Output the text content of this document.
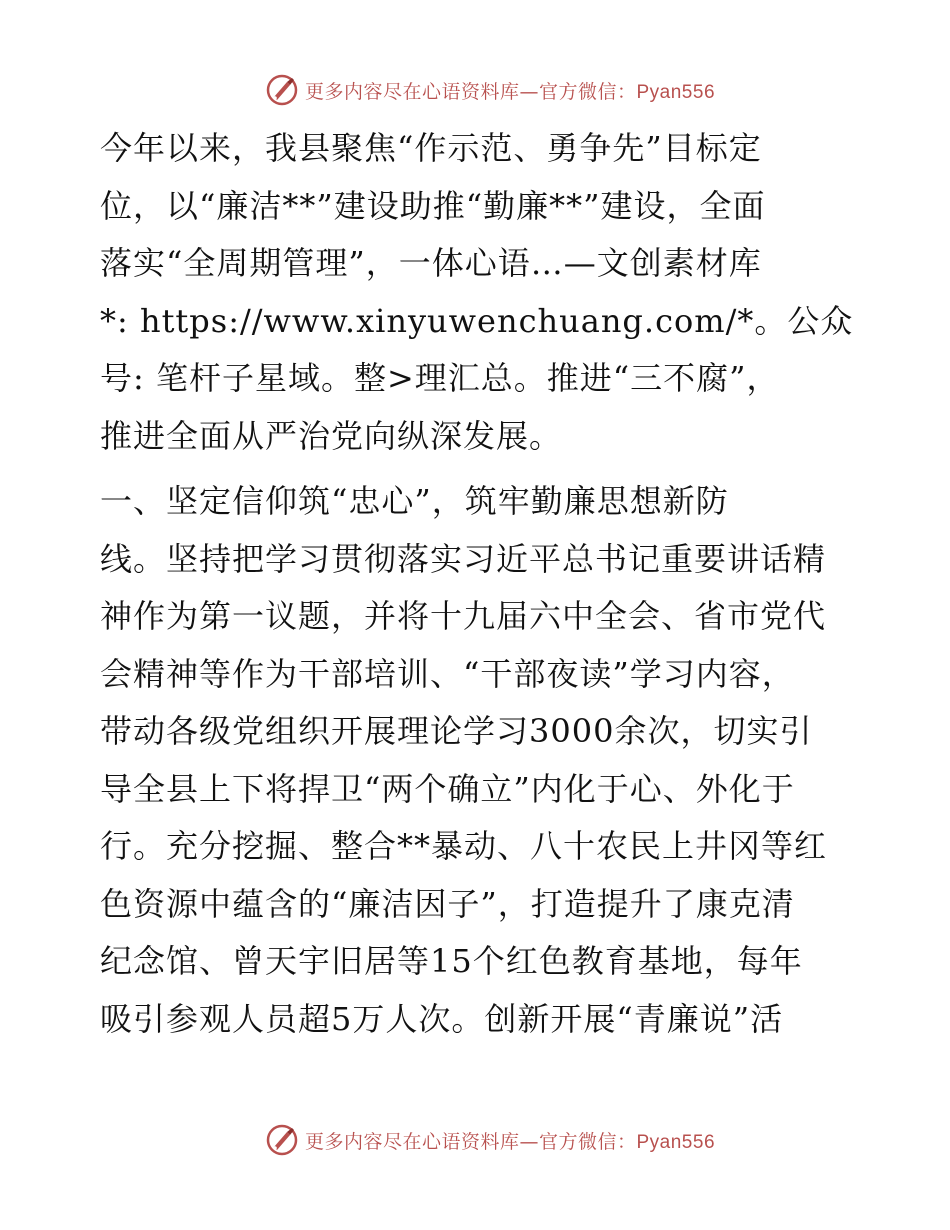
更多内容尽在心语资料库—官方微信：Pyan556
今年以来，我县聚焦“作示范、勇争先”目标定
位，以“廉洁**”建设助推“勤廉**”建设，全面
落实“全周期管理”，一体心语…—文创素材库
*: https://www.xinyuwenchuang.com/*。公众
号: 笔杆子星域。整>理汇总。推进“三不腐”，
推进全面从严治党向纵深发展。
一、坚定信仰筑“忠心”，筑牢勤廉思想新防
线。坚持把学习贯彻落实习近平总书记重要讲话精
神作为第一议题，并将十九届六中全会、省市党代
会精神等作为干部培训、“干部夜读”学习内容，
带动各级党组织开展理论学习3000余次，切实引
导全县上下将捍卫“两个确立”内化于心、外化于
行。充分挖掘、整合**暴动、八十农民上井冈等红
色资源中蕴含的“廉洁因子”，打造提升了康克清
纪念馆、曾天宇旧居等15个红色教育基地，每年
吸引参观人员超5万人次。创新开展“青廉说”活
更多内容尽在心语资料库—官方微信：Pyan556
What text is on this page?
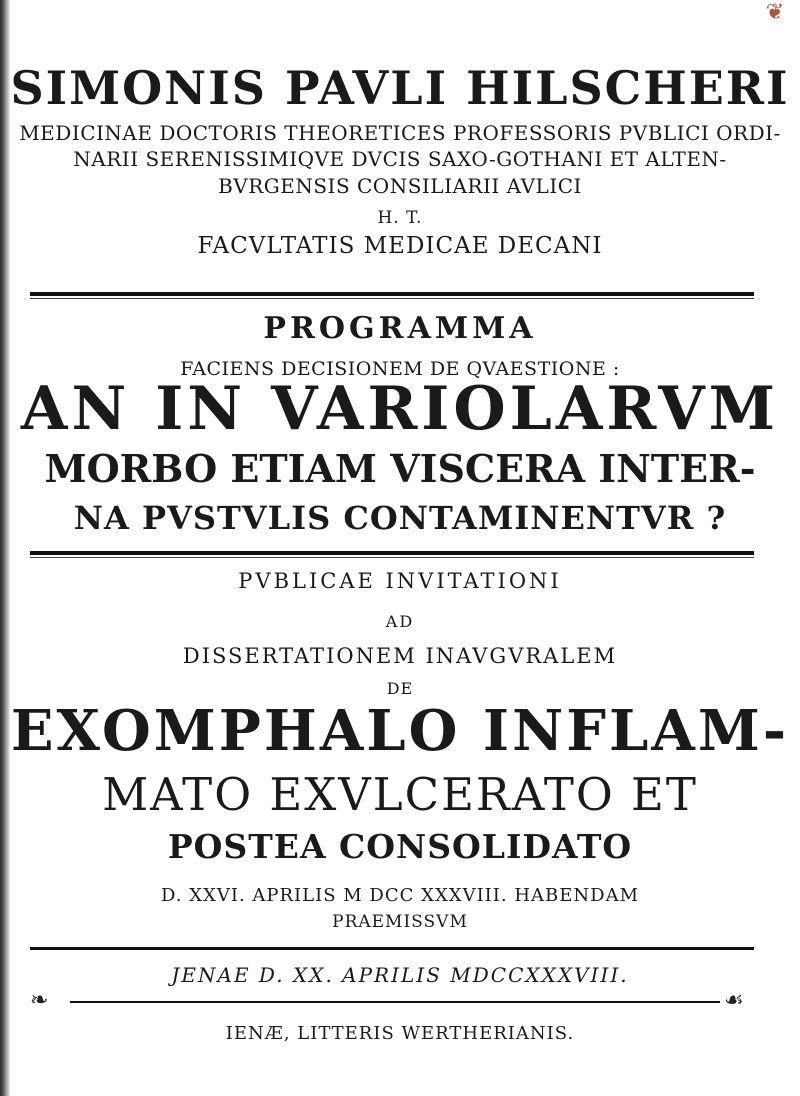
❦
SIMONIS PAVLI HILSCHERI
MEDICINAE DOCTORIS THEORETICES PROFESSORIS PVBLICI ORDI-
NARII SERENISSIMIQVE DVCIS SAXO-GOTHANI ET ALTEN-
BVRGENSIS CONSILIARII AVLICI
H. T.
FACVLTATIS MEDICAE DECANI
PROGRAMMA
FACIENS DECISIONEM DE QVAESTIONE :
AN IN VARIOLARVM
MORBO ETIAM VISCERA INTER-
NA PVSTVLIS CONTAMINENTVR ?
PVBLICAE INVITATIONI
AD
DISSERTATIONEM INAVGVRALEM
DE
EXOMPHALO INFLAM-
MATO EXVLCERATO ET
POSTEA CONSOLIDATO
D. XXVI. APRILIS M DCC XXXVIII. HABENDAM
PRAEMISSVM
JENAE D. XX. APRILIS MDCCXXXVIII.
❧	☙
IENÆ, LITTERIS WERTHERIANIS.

EXERCISE:
Every entry above is to be set down exactly; the pictures are to be left out.

FINISHED TASK:
Output the text content of this document.
更多内容尽在心语资料库—官方微信：Pyan556
今年以来，我县聚焦“作示范、勇争先”目标定
位，以“廉洁**”建设助推“勤廉**”建设，全面
落实“全周期管理”，一体心语…—文创素材库
*: https://www.xinyuwenchuang.com/*。公众
号: 笔杆子星域。整>理汇总。推进“三不腐”，
推进全面从严治党向纵深发展。
一、坚定信仰筑“忠心”，筑牢勤廉思想新防
线。坚持把学习贯彻落实习近平总书记重要讲话精
神作为第一议题，并将十九届六中全会、省市党代
会精神等作为干部培训、“干部夜读”学习内容，
带动各级党组织开展理论学习3000余次，切实引
导全县上下将捍卫“两个确立”内化于心、外化于
行。充分挖掘、整合**暴动、八十农民上井冈等红
色资源中蕴含的“廉洁因子”，打造提升了康克清
纪念馆、曾天宇旧居等15个红色教育基地，每年
吸引参观人员超5万人次。创新开展“青廉说”活
更多内容尽在心语资料库—官方微信：Pyan556
What text is on this page?
❦
SIMONIS PAVLI HILSCHERI
MEDICINAE DOCTORIS THEORETICES PROFESSORIS PVBLICI ORDI-
NARII SERENISSIMIQVE DVCIS SAXO-GOTHANI ET ALTEN-
BVRGENSIS CONSILIARII AVLICI
H. T.
FACVLTATIS MEDICAE DECANI
PROGRAMMA
FACIENS DECISIONEM DE QVAESTIONE :
AN IN VARIOLARVM
MORBO ETIAM VISCERA INTER-
NA PVSTVLIS CONTAMINENTVR ?
PVBLICAE INVITATIONI
AD
DISSERTATIONEM INAVGVRALEM
DE
EXOMPHALO INFLAM-
MATO EXVLCERATO ET
POSTEA CONSOLIDATO
D. XXVI. APRILIS M DCC XXXVIII. HABENDAM
PRAEMISSVM
JENAE D. XX. APRILIS MDCCXXXVIII.
❧	☙
IENÆ, LITTERIS WERTHERIANIS.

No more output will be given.